Collection entries:
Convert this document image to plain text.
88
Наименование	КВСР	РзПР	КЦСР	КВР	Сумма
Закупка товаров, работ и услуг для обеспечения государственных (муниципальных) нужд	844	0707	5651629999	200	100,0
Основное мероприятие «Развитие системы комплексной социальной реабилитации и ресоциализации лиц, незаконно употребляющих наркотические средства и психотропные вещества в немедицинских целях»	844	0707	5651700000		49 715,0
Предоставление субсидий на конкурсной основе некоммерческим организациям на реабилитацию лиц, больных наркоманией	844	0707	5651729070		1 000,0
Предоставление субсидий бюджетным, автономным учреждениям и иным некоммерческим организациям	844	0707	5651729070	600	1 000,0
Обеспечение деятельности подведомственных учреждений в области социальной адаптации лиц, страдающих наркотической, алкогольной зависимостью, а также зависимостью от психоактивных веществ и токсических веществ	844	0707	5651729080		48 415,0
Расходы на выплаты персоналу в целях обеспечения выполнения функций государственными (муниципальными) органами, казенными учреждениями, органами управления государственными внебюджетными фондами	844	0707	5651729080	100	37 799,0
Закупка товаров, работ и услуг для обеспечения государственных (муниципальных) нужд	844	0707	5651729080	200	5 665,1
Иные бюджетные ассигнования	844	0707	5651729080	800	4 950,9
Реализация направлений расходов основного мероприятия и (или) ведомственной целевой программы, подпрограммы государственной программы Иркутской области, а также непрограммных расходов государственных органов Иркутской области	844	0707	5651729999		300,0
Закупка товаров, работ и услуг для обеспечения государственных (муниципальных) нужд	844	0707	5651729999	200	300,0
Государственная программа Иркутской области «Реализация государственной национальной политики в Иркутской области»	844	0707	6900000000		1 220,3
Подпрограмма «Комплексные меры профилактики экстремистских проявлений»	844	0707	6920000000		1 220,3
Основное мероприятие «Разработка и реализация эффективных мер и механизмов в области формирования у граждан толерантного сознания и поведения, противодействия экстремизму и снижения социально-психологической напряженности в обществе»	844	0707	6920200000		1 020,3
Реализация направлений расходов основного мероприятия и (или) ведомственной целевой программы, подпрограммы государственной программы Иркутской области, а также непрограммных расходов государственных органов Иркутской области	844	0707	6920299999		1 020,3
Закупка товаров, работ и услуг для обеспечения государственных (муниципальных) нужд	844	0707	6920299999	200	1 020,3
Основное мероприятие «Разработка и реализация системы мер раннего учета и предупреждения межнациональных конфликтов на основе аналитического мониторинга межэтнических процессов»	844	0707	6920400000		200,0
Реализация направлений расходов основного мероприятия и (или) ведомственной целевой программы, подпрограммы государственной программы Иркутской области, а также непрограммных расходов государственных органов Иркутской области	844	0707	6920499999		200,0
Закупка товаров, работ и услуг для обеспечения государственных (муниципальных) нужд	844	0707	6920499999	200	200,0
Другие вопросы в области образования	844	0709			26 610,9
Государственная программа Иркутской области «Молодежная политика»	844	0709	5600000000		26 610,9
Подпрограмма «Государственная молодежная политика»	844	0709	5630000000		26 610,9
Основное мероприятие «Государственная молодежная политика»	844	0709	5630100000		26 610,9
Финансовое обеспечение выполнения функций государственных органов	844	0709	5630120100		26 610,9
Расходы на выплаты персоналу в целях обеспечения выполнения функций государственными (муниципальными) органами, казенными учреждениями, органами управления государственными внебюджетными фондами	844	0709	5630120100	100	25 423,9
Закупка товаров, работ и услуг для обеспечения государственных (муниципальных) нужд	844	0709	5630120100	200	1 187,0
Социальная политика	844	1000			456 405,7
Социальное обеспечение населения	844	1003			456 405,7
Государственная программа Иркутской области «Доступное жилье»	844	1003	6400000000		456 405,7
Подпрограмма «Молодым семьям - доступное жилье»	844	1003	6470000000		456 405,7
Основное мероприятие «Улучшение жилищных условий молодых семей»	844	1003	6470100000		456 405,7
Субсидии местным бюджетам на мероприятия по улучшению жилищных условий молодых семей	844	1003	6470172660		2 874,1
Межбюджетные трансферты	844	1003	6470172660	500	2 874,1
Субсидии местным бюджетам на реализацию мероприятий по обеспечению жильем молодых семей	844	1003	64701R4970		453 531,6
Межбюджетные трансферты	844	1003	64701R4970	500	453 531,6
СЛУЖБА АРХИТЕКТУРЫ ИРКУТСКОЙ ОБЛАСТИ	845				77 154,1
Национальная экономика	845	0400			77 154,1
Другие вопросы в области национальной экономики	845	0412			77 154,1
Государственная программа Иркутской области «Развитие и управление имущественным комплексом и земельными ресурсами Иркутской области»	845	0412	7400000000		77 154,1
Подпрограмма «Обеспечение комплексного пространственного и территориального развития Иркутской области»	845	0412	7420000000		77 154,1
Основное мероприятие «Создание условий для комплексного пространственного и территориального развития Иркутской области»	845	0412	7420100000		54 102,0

### [THE TASK]
Count the lines of the listing above that include the word "внебюджетными" and state the total with nothing else.

### [EXPECTED OUTPUT]
2